UTILITA’ DELLE PROVE RIPETUTE NELLA PREPARAZIONE DELLE CORSE DI MEZZOFONDO

Che le cosiddette “prove ripetute” siano in qualche modo utili per preparare le corse di mezzofondo in atletica ne siamo convinti in molti. La maggior parte dei tecnici di atletica le mettono costantemente nel piano di preparazione dei loro atleti, nel periodo agonistico e preagonistico, come si fa da oltre mezzo secolo e anche nel periodo di preparazione generale, non agonistico, come si fa ormai da quasi mezzo secolo pure lì perché la discriminante fra la prima epoca (ripetute sullo una parte dell’anno…) e la seconda (ripetute tutto l’anno…) è stata una questione di carattere organizzativo più che una questione di carattere tecnico.

Più o meno abbiamo cominciato ad inserire le prove ripetute tutto l’anno con l’avvento delle piste in materiale sintetico. Prima la manutenzione delle piste in carbonella che richiedeva la chiusura delle stesse nei periodi più piovosi impediva agli atleti di poter frequentare la pista tutto l’anno e così le prove ripetute venivano corse, sull’asfalto, sull’erba o comunque su terreni che non potevano garantire la qualità della pista.

» **ESERCIZIO ASSEGNATO**: Stampa parola per parola tutto il brano sulle prove ripetute nel mezzofondo, da "Più o meno abbiamo" giù fino a "qualità della pista.".

» **DATI DISPONIBILI**:
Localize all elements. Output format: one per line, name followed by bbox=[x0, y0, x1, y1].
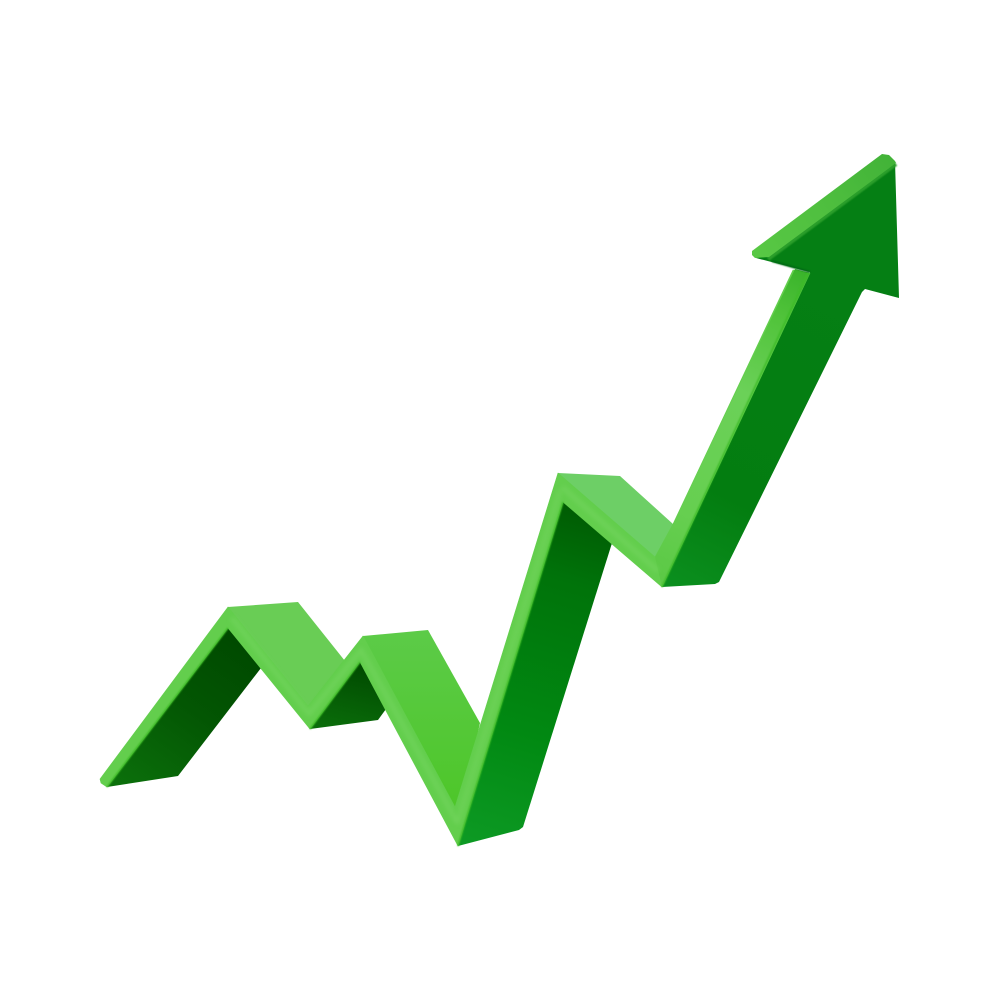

» **RISPOSTA SCRITTA**:
Più o meno abbiamo cominciato ad inserire le prove ripetute tutto l’anno con l’avvento delle piste in materiale sintetico. Prima la manutenzione delle piste in carbonella che richiedeva la chiusura delle stesse nei periodi più piovosi impediva agli atleti di poter frequentare la pista tutto l’anno e così le prove ripetute venivano corse, sull’asfalto, sull’erba o comunque su terreni che non potevano garantire la qualità della pista.